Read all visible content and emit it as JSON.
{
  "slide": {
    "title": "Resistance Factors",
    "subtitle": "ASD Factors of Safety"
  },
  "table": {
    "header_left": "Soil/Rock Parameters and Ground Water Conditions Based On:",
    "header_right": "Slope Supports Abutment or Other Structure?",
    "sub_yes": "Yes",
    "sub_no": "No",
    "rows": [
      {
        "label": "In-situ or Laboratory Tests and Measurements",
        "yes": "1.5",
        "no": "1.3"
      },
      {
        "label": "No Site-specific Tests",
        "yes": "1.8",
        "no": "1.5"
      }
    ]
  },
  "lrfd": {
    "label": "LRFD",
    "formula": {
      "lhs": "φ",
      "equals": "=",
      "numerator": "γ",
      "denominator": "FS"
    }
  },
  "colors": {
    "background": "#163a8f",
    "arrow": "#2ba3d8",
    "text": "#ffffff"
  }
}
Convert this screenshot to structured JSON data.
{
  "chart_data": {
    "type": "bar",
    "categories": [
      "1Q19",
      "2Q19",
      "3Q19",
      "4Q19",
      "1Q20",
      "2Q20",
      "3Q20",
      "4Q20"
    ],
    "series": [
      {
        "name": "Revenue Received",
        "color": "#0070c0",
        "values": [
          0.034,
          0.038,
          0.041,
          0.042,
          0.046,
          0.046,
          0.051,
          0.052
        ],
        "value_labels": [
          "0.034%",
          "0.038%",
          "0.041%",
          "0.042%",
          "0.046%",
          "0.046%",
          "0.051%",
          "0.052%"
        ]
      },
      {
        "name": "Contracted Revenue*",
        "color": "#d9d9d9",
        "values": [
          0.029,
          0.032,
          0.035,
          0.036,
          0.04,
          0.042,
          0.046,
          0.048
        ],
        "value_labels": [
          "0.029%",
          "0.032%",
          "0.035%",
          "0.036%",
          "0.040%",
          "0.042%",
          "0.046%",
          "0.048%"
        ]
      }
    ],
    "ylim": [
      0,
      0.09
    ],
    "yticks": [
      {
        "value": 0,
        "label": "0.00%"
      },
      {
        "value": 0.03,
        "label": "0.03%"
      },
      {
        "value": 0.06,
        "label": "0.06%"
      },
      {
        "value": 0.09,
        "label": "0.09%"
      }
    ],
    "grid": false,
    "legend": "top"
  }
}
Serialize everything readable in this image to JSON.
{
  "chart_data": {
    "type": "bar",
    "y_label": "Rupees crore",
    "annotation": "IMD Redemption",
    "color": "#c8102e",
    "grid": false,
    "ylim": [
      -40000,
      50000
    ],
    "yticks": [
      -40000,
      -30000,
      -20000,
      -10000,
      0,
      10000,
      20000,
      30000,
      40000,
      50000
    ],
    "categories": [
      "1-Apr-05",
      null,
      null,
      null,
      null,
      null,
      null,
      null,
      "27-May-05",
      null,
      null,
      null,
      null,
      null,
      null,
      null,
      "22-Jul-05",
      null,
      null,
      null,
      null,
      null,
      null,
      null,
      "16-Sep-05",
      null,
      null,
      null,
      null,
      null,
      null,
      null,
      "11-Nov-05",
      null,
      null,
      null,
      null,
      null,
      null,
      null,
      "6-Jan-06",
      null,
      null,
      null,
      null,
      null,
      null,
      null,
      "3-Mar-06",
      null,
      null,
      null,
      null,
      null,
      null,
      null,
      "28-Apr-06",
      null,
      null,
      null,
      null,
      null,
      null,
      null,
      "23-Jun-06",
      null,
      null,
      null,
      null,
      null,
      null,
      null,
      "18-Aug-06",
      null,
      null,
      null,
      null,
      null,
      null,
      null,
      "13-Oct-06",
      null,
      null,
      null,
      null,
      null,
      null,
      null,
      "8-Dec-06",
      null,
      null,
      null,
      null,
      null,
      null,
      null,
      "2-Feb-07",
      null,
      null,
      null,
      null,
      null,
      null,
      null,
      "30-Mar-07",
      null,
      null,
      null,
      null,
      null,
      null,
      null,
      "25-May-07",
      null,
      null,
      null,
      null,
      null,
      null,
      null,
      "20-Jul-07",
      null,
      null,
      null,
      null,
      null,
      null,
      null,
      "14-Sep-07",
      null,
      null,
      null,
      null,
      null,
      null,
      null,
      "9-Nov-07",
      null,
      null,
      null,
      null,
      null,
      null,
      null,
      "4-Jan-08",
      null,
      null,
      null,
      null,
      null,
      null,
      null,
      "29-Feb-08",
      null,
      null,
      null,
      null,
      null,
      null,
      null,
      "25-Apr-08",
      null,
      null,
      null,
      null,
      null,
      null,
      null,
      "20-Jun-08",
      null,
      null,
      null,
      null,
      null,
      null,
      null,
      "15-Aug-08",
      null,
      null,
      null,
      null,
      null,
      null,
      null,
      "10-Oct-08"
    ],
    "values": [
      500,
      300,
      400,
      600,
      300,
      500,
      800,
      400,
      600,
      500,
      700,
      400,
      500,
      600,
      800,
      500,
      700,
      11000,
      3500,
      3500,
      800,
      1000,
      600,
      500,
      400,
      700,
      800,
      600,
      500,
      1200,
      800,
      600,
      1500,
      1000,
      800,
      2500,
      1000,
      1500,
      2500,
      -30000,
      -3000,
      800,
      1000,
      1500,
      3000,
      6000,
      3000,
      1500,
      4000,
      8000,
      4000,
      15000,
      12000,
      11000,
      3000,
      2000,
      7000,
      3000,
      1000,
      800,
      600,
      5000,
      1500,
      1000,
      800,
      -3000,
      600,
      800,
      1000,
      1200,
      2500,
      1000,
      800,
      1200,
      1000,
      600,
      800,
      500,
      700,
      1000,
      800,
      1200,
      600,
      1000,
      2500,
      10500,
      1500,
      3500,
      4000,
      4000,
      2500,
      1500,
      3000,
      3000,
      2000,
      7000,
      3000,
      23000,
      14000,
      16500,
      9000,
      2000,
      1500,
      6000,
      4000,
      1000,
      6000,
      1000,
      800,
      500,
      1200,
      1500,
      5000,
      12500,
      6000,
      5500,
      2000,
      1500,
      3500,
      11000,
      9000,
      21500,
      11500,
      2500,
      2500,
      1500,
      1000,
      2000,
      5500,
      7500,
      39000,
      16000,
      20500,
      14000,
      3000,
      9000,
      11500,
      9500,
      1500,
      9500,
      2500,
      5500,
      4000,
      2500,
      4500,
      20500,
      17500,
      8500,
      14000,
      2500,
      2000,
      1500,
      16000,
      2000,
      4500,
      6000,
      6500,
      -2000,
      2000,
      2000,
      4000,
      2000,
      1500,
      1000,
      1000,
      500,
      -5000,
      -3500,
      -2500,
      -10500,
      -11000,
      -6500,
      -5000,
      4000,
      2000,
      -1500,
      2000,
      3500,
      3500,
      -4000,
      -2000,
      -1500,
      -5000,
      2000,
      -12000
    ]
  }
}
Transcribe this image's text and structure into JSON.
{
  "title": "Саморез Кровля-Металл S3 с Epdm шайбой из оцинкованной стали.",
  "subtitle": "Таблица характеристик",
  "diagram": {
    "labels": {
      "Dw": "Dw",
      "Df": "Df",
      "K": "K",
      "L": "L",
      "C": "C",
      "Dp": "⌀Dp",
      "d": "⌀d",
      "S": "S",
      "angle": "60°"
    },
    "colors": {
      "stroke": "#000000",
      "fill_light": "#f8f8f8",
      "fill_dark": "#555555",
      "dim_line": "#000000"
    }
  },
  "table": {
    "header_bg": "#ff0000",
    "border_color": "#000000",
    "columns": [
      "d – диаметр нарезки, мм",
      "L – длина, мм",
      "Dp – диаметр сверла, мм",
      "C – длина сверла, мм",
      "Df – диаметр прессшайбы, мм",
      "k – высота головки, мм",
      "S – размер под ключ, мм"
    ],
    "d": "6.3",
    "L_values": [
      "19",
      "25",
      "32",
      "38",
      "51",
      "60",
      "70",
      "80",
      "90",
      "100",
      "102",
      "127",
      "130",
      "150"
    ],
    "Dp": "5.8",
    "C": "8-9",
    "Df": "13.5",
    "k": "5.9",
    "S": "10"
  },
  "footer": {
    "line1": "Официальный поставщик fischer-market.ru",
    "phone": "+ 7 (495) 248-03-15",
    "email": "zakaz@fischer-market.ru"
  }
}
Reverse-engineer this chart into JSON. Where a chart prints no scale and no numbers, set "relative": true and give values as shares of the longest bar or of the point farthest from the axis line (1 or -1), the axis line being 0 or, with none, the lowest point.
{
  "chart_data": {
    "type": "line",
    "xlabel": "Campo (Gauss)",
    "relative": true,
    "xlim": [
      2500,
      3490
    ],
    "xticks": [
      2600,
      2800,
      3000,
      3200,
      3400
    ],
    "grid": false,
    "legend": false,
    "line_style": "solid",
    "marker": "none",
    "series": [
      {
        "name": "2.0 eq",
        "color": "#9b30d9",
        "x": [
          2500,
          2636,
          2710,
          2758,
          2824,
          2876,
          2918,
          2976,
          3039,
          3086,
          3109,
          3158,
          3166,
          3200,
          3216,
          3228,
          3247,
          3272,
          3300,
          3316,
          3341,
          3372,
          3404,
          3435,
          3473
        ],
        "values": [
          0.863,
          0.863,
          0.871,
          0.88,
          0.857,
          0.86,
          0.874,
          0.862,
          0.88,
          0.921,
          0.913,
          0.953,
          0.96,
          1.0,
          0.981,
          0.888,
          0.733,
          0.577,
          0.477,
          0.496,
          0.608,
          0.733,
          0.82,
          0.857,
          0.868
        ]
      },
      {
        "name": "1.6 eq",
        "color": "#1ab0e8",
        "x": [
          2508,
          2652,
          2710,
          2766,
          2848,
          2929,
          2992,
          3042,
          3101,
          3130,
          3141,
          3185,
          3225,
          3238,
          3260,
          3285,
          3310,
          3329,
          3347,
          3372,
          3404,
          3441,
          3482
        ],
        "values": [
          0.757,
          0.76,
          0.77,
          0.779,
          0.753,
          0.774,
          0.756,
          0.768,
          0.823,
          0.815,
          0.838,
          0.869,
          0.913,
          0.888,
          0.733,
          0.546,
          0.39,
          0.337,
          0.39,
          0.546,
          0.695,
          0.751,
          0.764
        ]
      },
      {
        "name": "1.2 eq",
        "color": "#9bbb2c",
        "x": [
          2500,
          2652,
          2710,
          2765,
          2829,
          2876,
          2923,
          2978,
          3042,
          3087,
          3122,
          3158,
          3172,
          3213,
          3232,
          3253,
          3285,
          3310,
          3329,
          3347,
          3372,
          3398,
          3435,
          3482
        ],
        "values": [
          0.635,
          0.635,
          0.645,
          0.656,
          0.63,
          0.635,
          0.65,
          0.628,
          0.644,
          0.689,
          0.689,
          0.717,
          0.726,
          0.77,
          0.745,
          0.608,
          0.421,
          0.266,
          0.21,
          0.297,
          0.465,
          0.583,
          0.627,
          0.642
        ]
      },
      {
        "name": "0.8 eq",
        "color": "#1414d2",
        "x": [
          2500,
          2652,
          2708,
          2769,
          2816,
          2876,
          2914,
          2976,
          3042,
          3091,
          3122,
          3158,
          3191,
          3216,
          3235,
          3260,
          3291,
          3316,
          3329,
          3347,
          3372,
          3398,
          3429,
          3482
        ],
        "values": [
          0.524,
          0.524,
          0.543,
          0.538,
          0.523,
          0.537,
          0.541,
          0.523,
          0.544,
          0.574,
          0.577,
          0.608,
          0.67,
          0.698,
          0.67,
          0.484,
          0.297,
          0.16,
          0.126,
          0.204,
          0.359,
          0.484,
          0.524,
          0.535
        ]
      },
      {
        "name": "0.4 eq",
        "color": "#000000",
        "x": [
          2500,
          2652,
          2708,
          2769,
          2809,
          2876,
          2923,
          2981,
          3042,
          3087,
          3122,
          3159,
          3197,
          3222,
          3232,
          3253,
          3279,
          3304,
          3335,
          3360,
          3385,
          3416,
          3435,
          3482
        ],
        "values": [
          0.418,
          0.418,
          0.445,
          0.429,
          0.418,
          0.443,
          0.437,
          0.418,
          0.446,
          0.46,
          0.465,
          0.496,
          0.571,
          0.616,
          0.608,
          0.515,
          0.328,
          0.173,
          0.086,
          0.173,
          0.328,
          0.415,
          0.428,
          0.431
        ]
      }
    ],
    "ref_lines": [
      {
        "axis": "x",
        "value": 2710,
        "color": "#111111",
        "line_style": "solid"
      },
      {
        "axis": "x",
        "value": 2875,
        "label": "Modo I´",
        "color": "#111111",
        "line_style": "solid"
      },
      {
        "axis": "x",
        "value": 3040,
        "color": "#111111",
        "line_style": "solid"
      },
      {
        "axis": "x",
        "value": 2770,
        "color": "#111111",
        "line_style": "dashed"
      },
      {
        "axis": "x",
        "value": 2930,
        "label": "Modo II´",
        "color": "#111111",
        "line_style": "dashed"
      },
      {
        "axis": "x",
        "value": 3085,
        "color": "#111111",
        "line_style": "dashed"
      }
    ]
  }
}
____
### Stated problem
Pull out each line of the records holding the string "into".

### Answer
Transcribe this image's text and structure into JSON.
Reverse-engineer this chart into JSON. Where a chart prints no scale and no numbers, set "relative": true and give values as shares of the longest bar or of the point farthest from the axis line (1 or -1), the axis line being 0 or, with none, the lowest point.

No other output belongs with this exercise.